BEGIN Data supplied
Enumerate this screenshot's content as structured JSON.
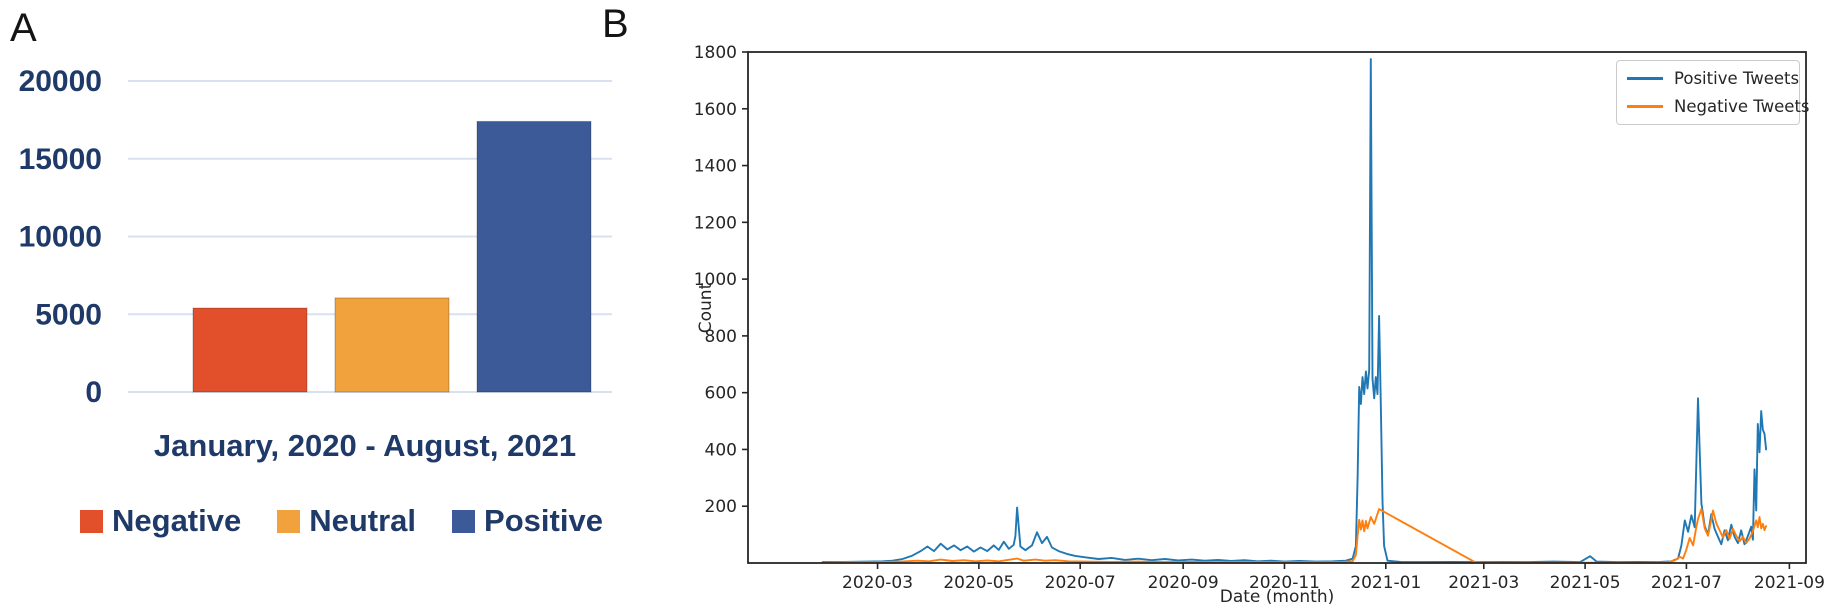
{
  "figure": {
    "panel_a_label": "A",
    "panel_b_label": "B"
  },
  "chart_data": [
    {
      "type": "bar",
      "panel": "A",
      "title": "",
      "xlabel": "January, 2020 - August, 2021",
      "categories": [
        "Negative",
        "Neutral",
        "Positive"
      ],
      "values": [
        5400,
        6050,
        17400
      ],
      "bar_colors": [
        "#e1502b",
        "#f2a23c",
        "#3d5a98"
      ],
      "ylim": [
        0,
        20000
      ],
      "yticks": [
        0,
        5000,
        10000,
        15000,
        20000
      ],
      "grid": true,
      "gridline_color": "#d9e1f1",
      "text_color": "#1f3a68",
      "legend_position": "bottom"
    },
    {
      "type": "line",
      "panel": "B",
      "xlabel": "Date (month)",
      "ylabel": "Count",
      "ylim": [
        0,
        1800
      ],
      "yticks": [
        200,
        400,
        600,
        800,
        1000,
        1200,
        1400,
        1600,
        1800
      ],
      "x_range": [
        "2019-12-14",
        "2021-09-11"
      ],
      "xticks": [
        {
          "label": "2020-03",
          "date": "2020-03-01"
        },
        {
          "label": "2020-05",
          "date": "2020-05-01"
        },
        {
          "label": "2020-07",
          "date": "2020-07-01"
        },
        {
          "label": "2020-09",
          "date": "2020-09-01"
        },
        {
          "label": "2020-11",
          "date": "2020-11-01"
        },
        {
          "label": "2021-01",
          "date": "2021-01-01"
        },
        {
          "label": "2021-03",
          "date": "2021-03-01"
        },
        {
          "label": "2021-05",
          "date": "2021-05-01"
        },
        {
          "label": "2021-07",
          "date": "2021-07-01"
        },
        {
          "label": "2021-09",
          "date": "2021-09-01"
        }
      ],
      "grid": false,
      "frame_color": "#262626",
      "legend_position": "upper right",
      "series": [
        {
          "name": "Positive Tweets",
          "color": "#1f77b4",
          "points": [
            [
              "2020-01-28",
              4
            ],
            [
              "2020-02-10",
              4
            ],
            [
              "2020-02-24",
              5
            ],
            [
              "2020-03-04",
              6
            ],
            [
              "2020-03-10",
              8
            ],
            [
              "2020-03-16",
              14
            ],
            [
              "2020-03-22",
              26
            ],
            [
              "2020-03-27",
              42
            ],
            [
              "2020-03-31",
              58
            ],
            [
              "2020-04-04",
              42
            ],
            [
              "2020-04-08",
              68
            ],
            [
              "2020-04-12",
              48
            ],
            [
              "2020-04-16",
              62
            ],
            [
              "2020-04-20",
              45
            ],
            [
              "2020-04-24",
              58
            ],
            [
              "2020-04-28",
              40
            ],
            [
              "2020-05-02",
              55
            ],
            [
              "2020-05-06",
              42
            ],
            [
              "2020-05-10",
              62
            ],
            [
              "2020-05-13",
              46
            ],
            [
              "2020-05-16",
              75
            ],
            [
              "2020-05-19",
              50
            ],
            [
              "2020-05-22",
              64
            ],
            [
              "2020-05-23",
              95
            ],
            [
              "2020-05-24",
              195
            ],
            [
              "2020-05-26",
              58
            ],
            [
              "2020-05-29",
              45
            ],
            [
              "2020-06-02",
              62
            ],
            [
              "2020-06-05",
              108
            ],
            [
              "2020-06-08",
              70
            ],
            [
              "2020-06-11",
              92
            ],
            [
              "2020-06-14",
              55
            ],
            [
              "2020-06-18",
              42
            ],
            [
              "2020-06-23",
              32
            ],
            [
              "2020-06-28",
              25
            ],
            [
              "2020-07-04",
              20
            ],
            [
              "2020-07-12",
              14
            ],
            [
              "2020-07-20",
              18
            ],
            [
              "2020-07-28",
              11
            ],
            [
              "2020-08-05",
              15
            ],
            [
              "2020-08-13",
              10
            ],
            [
              "2020-08-21",
              14
            ],
            [
              "2020-08-29",
              9
            ],
            [
              "2020-09-06",
              12
            ],
            [
              "2020-09-14",
              8
            ],
            [
              "2020-09-22",
              11
            ],
            [
              "2020-09-30",
              7
            ],
            [
              "2020-10-08",
              10
            ],
            [
              "2020-10-16",
              6
            ],
            [
              "2020-10-24",
              8
            ],
            [
              "2020-11-01",
              5
            ],
            [
              "2020-11-10",
              7
            ],
            [
              "2020-11-20",
              5
            ],
            [
              "2020-11-30",
              6
            ],
            [
              "2020-12-08",
              8
            ],
            [
              "2020-12-12",
              15
            ],
            [
              "2020-12-14",
              60
            ],
            [
              "2020-12-15",
              300
            ],
            [
              "2020-12-16",
              620
            ],
            [
              "2020-12-17",
              560
            ],
            [
              "2020-12-18",
              655
            ],
            [
              "2020-12-19",
              595
            ],
            [
              "2020-12-20",
              675
            ],
            [
              "2020-12-21",
              615
            ],
            [
              "2020-12-22",
              680
            ],
            [
              "2020-12-23",
              1775
            ],
            [
              "2020-12-24",
              650
            ],
            [
              "2020-12-25",
              580
            ],
            [
              "2020-12-26",
              655
            ],
            [
              "2020-12-27",
              595
            ],
            [
              "2020-12-28",
              870
            ],
            [
              "2020-12-29",
              560
            ],
            [
              "2020-12-30",
              220
            ],
            [
              "2020-12-31",
              60
            ],
            [
              "2021-01-02",
              8
            ],
            [
              "2021-01-10",
              4
            ],
            [
              "2021-01-25",
              3
            ],
            [
              "2021-02-10",
              4
            ],
            [
              "2021-02-25",
              3
            ],
            [
              "2021-03-12",
              4
            ],
            [
              "2021-03-28",
              3
            ],
            [
              "2021-04-12",
              5
            ],
            [
              "2021-04-28",
              3
            ],
            [
              "2021-05-04",
              24
            ],
            [
              "2021-05-08",
              5
            ],
            [
              "2021-05-20",
              3
            ],
            [
              "2021-06-02",
              4
            ],
            [
              "2021-06-14",
              3
            ],
            [
              "2021-06-22",
              6
            ],
            [
              "2021-06-26",
              16
            ],
            [
              "2021-06-28",
              62
            ],
            [
              "2021-06-30",
              150
            ],
            [
              "2021-07-02",
              110
            ],
            [
              "2021-07-04",
              168
            ],
            [
              "2021-07-06",
              126
            ],
            [
              "2021-07-08",
              580
            ],
            [
              "2021-07-10",
              210
            ],
            [
              "2021-07-12",
              130
            ],
            [
              "2021-07-14",
              100
            ],
            [
              "2021-07-16",
              172
            ],
            [
              "2021-07-18",
              120
            ],
            [
              "2021-07-20",
              92
            ],
            [
              "2021-07-22",
              66
            ],
            [
              "2021-07-24",
              115
            ],
            [
              "2021-07-26",
              80
            ],
            [
              "2021-07-28",
              135
            ],
            [
              "2021-07-30",
              92
            ],
            [
              "2021-08-01",
              70
            ],
            [
              "2021-08-03",
              115
            ],
            [
              "2021-08-05",
              66
            ],
            [
              "2021-08-07",
              95
            ],
            [
              "2021-08-09",
              128
            ],
            [
              "2021-08-10",
              82
            ],
            [
              "2021-08-11",
              330
            ],
            [
              "2021-08-12",
              185
            ],
            [
              "2021-08-13",
              490
            ],
            [
              "2021-08-14",
              390
            ],
            [
              "2021-08-15",
              535
            ],
            [
              "2021-08-16",
              470
            ],
            [
              "2021-08-17",
              455
            ],
            [
              "2021-08-18",
              400
            ]
          ]
        },
        {
          "name": "Negative Tweets",
          "color": "#ff7f0e",
          "points": [
            [
              "2020-01-28",
              2
            ],
            [
              "2020-02-15",
              3
            ],
            [
              "2020-03-01",
              3
            ],
            [
              "2020-03-15",
              5
            ],
            [
              "2020-03-25",
              8
            ],
            [
              "2020-04-01",
              6
            ],
            [
              "2020-04-08",
              12
            ],
            [
              "2020-04-15",
              7
            ],
            [
              "2020-04-22",
              10
            ],
            [
              "2020-04-29",
              6
            ],
            [
              "2020-05-06",
              9
            ],
            [
              "2020-05-13",
              6
            ],
            [
              "2020-05-20",
              12
            ],
            [
              "2020-05-24",
              16
            ],
            [
              "2020-05-28",
              8
            ],
            [
              "2020-06-04",
              12
            ],
            [
              "2020-06-10",
              8
            ],
            [
              "2020-06-16",
              10
            ],
            [
              "2020-06-24",
              6
            ],
            [
              "2020-07-04",
              5
            ],
            [
              "2020-07-20",
              4
            ],
            [
              "2020-08-05",
              5
            ],
            [
              "2020-08-20",
              3
            ],
            [
              "2020-09-05",
              4
            ],
            [
              "2020-09-20",
              3
            ],
            [
              "2020-10-05",
              4
            ],
            [
              "2020-10-20",
              3
            ],
            [
              "2020-11-05",
              3
            ],
            [
              "2020-11-20",
              3
            ],
            [
              "2020-12-05",
              3
            ],
            [
              "2020-12-12",
              6
            ],
            [
              "2020-12-14",
              28
            ],
            [
              "2020-12-15",
              95
            ],
            [
              "2020-12-16",
              152
            ],
            [
              "2020-12-17",
              118
            ],
            [
              "2020-12-18",
              150
            ],
            [
              "2020-12-19",
              112
            ],
            [
              "2020-12-20",
              148
            ],
            [
              "2020-12-21",
              122
            ],
            [
              "2020-12-23",
              162
            ],
            [
              "2020-12-25",
              138
            ],
            [
              "2020-12-28",
              190
            ],
            [
              "2021-02-24",
              2
            ],
            [
              "2021-03-20",
              1
            ],
            [
              "2021-04-20",
              1
            ],
            [
              "2021-05-20",
              1
            ],
            [
              "2021-06-12",
              1
            ],
            [
              "2021-06-20",
              3
            ],
            [
              "2021-06-24",
              9
            ],
            [
              "2021-06-27",
              22
            ],
            [
              "2021-06-29",
              16
            ],
            [
              "2021-07-01",
              48
            ],
            [
              "2021-07-03",
              88
            ],
            [
              "2021-07-05",
              62
            ],
            [
              "2021-07-07",
              128
            ],
            [
              "2021-07-08",
              155
            ],
            [
              "2021-07-10",
              190
            ],
            [
              "2021-07-12",
              122
            ],
            [
              "2021-07-14",
              96
            ],
            [
              "2021-07-16",
              152
            ],
            [
              "2021-07-17",
              185
            ],
            [
              "2021-07-19",
              140
            ],
            [
              "2021-07-21",
              115
            ],
            [
              "2021-07-23",
              90
            ],
            [
              "2021-07-25",
              116
            ],
            [
              "2021-07-27",
              85
            ],
            [
              "2021-07-29",
              120
            ],
            [
              "2021-07-31",
              96
            ],
            [
              "2021-08-02",
              76
            ],
            [
              "2021-08-04",
              92
            ],
            [
              "2021-08-06",
              70
            ],
            [
              "2021-08-08",
              86
            ],
            [
              "2021-08-10",
              112
            ],
            [
              "2021-08-12",
              150
            ],
            [
              "2021-08-13",
              126
            ],
            [
              "2021-08-14",
              162
            ],
            [
              "2021-08-15",
              122
            ],
            [
              "2021-08-16",
              138
            ],
            [
              "2021-08-17",
              116
            ],
            [
              "2021-08-18",
              130
            ]
          ]
        }
      ]
    }
  ]
}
END Data supplied
Task goal ▸ Search the lines above for the string "xlabel", then show every one that has it.

Complete response ▸
      "xlabel": "January, 2020 - August, 2021",
      "xlabel": "Date (month)",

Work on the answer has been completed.